TASK DETAILS »
Wherever the string "density" appears, copy the whole line.

DATASET CONTENT »

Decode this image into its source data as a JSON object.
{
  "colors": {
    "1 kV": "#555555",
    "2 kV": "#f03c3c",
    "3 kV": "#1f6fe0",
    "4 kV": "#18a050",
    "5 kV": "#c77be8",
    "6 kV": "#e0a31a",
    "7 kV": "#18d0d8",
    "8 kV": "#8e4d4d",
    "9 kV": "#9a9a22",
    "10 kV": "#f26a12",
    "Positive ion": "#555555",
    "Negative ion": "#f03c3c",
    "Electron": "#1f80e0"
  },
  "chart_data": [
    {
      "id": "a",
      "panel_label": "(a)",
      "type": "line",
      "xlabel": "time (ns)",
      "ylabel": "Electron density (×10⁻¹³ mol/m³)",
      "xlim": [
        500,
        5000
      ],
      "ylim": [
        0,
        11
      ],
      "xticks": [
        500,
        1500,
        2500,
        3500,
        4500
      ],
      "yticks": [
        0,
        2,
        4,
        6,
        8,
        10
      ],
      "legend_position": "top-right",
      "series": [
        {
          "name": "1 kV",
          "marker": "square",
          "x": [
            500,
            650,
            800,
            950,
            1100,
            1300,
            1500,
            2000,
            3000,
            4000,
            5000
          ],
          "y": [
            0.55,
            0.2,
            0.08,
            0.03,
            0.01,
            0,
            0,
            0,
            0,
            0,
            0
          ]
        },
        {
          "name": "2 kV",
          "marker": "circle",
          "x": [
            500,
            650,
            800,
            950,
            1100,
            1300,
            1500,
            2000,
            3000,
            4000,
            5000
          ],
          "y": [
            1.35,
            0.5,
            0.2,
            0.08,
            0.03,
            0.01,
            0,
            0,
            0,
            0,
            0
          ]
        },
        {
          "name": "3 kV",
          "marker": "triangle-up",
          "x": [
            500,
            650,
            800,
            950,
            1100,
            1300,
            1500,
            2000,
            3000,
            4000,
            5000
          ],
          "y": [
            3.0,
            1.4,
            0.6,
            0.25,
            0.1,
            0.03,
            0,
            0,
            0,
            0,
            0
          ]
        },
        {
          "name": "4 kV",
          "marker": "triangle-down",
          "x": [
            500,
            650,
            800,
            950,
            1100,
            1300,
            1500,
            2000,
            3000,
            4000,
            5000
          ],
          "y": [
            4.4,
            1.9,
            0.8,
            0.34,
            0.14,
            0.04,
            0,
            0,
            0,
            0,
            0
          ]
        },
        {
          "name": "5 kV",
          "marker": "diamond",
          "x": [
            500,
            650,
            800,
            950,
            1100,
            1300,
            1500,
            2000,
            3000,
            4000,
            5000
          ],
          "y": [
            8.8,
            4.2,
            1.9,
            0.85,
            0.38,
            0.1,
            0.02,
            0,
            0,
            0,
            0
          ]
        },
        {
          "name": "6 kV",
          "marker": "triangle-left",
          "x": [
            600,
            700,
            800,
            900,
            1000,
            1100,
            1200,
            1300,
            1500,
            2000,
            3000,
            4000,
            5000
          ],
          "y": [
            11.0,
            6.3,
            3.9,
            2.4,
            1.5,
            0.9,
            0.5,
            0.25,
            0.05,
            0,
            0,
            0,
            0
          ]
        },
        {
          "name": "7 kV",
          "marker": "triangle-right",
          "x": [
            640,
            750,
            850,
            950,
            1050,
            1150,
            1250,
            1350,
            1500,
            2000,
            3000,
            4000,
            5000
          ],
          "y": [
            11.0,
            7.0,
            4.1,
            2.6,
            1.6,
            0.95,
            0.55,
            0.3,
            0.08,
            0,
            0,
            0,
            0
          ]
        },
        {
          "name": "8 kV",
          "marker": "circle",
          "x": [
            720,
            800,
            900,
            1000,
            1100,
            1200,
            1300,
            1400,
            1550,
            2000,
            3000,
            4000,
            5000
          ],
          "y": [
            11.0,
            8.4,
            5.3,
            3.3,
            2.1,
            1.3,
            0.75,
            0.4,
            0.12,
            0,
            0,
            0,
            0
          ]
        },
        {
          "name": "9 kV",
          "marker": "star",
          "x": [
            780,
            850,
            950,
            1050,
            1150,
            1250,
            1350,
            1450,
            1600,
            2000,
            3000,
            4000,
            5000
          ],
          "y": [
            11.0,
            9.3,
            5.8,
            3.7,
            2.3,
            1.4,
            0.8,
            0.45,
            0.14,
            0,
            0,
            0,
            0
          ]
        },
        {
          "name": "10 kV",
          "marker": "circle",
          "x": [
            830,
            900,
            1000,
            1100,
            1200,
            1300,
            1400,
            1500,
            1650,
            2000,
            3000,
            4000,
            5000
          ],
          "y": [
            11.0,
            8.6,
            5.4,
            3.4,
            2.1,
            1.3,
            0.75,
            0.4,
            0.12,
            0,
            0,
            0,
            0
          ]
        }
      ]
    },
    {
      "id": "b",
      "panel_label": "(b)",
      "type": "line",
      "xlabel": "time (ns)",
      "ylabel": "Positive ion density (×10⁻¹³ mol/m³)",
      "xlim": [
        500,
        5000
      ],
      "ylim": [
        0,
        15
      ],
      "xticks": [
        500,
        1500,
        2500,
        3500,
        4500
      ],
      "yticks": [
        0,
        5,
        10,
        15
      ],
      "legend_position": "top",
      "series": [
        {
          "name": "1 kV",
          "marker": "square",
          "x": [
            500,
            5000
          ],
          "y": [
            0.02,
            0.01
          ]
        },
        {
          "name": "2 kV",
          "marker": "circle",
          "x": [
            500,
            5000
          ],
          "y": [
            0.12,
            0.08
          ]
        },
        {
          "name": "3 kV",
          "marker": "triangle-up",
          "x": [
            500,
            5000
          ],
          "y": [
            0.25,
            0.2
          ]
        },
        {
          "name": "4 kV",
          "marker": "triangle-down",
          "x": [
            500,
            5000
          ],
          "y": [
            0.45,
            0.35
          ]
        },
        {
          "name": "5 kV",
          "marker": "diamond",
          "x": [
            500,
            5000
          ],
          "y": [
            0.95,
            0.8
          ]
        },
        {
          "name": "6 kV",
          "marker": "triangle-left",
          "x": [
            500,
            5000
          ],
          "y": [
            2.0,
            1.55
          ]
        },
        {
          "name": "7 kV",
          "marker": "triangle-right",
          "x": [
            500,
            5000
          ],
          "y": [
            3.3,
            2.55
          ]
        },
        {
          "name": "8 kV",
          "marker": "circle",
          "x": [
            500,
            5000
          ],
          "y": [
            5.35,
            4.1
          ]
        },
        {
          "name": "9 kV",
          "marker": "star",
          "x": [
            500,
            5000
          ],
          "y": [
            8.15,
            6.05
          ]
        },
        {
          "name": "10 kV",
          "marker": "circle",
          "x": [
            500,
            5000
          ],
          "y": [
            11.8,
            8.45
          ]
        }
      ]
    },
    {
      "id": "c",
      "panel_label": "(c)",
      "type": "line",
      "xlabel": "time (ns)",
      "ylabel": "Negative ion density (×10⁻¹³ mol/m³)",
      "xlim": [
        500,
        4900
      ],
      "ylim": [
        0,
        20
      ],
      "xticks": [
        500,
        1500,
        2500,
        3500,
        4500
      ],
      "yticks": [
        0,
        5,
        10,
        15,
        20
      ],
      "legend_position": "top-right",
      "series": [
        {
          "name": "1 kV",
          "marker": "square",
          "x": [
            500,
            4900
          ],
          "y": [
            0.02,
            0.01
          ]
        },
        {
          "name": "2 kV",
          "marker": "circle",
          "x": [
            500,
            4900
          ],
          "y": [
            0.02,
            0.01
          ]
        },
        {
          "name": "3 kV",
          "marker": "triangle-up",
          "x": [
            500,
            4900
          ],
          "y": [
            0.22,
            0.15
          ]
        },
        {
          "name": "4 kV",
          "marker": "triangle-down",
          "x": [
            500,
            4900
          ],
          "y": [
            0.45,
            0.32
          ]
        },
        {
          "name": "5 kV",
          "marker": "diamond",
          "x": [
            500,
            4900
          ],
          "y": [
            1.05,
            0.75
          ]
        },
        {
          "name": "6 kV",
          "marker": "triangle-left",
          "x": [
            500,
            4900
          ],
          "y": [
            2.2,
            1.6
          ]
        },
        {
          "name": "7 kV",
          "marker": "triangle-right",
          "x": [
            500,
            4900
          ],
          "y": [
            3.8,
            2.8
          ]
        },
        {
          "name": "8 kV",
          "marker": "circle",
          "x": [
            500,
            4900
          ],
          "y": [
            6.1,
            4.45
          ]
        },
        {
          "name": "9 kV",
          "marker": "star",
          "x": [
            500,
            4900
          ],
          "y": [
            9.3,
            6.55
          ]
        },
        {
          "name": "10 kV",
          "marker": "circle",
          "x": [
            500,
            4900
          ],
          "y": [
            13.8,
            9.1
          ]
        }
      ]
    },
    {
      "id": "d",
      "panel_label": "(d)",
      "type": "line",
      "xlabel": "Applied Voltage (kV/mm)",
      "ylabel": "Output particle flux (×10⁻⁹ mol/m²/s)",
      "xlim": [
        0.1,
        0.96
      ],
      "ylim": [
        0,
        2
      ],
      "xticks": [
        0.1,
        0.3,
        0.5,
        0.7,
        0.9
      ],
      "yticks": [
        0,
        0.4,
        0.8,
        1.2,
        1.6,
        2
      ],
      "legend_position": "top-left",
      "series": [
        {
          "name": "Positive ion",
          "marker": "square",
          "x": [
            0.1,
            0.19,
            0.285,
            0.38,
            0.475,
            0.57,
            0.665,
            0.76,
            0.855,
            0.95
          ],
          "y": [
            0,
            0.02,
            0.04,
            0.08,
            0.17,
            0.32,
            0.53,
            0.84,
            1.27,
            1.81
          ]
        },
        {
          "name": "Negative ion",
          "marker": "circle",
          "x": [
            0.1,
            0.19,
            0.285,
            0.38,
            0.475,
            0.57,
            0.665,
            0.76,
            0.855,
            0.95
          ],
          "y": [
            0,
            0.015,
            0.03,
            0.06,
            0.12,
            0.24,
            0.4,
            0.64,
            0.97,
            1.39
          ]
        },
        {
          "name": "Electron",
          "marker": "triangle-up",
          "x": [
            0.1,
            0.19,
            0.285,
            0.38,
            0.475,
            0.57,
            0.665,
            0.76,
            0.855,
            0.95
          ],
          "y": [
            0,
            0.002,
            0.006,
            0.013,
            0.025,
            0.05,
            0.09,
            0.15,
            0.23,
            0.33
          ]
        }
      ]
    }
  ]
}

EXPECTED ANSWER »
      "ylabel": "Electron density (×10⁻¹³ mol/m³)",
      "ylabel": "Positive ion density (×10⁻¹³ mol/m³)",
      "ylabel": "Negative ion density (×10⁻¹³ mol/m³)",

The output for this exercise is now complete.